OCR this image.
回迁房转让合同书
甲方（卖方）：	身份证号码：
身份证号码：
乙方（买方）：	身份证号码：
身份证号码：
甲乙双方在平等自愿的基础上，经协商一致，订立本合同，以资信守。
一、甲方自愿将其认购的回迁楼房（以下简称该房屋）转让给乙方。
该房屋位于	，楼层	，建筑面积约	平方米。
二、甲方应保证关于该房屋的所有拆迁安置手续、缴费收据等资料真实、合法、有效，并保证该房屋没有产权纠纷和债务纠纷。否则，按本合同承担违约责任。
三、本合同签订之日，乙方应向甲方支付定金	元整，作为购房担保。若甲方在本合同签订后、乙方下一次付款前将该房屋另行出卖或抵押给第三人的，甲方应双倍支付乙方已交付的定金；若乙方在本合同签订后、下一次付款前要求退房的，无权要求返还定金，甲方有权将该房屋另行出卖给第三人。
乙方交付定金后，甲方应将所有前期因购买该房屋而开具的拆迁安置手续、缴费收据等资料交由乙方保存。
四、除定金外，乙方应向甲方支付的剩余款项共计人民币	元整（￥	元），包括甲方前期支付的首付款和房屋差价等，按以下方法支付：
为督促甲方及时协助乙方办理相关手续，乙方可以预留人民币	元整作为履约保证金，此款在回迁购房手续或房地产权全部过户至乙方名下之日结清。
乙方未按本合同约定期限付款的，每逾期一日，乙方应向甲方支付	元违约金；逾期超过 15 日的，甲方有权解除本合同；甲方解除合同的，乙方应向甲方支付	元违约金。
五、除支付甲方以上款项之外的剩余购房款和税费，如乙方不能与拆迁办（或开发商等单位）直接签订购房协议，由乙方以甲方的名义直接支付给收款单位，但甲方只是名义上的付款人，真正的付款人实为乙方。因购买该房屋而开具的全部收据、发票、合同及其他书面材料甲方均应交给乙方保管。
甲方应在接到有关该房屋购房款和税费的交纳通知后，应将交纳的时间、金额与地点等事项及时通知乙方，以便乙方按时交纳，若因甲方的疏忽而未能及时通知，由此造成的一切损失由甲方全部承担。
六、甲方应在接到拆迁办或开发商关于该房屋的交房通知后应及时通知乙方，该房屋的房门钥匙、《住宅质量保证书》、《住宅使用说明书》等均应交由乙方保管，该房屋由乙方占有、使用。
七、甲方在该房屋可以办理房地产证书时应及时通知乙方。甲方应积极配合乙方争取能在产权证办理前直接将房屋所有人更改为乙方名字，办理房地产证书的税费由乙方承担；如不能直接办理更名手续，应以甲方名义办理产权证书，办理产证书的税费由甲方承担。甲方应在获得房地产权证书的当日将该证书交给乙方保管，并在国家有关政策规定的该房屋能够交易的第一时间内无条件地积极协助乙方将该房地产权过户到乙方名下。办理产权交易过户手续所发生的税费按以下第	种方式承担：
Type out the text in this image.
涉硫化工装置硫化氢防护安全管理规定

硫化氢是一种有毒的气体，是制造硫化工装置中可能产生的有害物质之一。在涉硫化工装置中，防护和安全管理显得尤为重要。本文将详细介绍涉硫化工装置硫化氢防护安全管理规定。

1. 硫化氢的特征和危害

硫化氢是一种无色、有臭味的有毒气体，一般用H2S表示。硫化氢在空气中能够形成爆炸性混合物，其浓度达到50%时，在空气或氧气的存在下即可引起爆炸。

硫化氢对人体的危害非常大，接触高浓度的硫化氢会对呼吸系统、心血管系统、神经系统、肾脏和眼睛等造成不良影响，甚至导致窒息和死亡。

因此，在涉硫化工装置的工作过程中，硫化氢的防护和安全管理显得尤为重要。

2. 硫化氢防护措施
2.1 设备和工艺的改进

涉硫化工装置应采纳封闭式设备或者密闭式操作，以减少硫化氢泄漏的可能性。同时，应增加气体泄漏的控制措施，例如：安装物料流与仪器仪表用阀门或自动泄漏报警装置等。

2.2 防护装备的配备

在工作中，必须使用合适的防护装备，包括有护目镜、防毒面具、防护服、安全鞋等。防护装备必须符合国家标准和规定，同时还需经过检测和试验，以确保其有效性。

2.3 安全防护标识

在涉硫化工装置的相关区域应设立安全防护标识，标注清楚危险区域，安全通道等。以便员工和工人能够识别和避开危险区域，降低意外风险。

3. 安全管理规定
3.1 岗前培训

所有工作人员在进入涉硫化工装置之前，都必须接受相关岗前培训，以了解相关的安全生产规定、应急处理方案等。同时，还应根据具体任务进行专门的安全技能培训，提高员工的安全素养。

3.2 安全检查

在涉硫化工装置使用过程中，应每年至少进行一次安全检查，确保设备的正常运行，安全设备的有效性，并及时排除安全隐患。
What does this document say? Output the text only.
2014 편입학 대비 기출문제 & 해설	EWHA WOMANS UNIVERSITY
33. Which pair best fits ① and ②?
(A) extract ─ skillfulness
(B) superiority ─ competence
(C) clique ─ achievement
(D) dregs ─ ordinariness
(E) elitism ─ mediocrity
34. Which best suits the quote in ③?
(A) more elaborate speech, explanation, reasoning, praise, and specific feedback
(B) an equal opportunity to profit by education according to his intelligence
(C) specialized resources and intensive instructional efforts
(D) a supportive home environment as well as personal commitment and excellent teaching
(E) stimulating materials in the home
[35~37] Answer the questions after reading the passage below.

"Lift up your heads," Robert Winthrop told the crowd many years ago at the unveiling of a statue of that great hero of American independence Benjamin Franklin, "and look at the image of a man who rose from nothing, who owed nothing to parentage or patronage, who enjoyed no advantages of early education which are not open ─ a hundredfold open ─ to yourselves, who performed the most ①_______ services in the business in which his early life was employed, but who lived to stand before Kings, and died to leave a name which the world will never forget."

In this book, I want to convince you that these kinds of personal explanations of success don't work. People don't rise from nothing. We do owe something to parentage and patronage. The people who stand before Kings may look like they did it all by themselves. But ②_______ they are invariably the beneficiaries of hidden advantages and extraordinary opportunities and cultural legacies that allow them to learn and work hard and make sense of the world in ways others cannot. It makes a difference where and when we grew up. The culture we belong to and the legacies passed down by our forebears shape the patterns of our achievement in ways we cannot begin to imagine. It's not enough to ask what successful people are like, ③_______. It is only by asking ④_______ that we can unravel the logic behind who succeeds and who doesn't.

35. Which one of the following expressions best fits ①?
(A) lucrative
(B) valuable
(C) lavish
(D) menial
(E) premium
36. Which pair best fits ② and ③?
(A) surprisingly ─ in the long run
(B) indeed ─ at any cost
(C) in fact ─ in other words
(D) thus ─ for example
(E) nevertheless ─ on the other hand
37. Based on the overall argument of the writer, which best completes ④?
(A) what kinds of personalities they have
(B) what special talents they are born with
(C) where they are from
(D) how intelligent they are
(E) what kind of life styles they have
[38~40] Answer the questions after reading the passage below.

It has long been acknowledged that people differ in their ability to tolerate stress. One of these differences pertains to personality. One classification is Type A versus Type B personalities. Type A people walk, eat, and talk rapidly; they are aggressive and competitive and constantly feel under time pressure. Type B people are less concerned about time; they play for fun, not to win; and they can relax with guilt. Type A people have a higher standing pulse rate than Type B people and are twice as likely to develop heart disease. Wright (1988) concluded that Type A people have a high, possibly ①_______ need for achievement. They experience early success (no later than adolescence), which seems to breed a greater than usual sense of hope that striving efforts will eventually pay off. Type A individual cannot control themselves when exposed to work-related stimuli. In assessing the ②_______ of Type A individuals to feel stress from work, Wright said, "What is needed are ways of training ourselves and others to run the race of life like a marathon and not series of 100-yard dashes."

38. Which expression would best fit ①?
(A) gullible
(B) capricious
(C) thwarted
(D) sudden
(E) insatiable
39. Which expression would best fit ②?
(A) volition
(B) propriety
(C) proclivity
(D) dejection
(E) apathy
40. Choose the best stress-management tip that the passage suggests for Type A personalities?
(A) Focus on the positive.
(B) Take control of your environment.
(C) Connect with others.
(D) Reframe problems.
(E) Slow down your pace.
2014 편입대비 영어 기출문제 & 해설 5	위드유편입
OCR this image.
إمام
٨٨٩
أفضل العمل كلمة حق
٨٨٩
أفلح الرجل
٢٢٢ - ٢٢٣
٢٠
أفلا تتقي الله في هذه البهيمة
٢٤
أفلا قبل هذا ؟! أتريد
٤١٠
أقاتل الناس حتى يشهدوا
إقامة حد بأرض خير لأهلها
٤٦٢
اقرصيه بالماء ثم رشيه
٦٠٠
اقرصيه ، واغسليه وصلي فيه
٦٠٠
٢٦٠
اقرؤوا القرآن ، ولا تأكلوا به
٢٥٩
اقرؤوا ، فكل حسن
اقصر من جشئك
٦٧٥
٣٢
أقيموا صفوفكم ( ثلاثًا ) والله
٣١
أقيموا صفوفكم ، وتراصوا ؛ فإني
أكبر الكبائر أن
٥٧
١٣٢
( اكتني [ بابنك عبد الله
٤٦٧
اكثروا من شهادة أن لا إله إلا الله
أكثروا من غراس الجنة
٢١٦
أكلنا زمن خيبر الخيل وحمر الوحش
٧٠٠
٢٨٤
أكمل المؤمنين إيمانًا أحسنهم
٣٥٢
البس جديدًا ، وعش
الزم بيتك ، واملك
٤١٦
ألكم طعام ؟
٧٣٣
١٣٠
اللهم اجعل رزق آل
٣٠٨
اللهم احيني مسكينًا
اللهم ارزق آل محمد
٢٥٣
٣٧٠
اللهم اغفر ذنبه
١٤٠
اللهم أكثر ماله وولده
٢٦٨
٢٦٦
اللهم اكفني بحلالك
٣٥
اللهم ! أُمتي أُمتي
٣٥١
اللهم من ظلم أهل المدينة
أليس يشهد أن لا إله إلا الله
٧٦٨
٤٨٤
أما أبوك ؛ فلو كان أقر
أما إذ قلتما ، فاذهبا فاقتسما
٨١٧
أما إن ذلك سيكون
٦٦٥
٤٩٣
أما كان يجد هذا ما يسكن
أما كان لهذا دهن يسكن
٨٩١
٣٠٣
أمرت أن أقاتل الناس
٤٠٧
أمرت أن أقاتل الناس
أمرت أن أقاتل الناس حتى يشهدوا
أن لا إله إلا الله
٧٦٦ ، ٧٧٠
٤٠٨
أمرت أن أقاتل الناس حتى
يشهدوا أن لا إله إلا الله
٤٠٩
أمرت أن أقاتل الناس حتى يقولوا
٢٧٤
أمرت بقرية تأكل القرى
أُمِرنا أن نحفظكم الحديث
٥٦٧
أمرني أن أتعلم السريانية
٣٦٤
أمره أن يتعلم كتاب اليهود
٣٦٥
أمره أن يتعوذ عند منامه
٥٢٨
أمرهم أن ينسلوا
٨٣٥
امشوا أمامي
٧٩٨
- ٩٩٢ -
::::
Challenge:
Looking at the entries above, how many lines contain the word "home"? Answer with the number alone.

Written answer:
2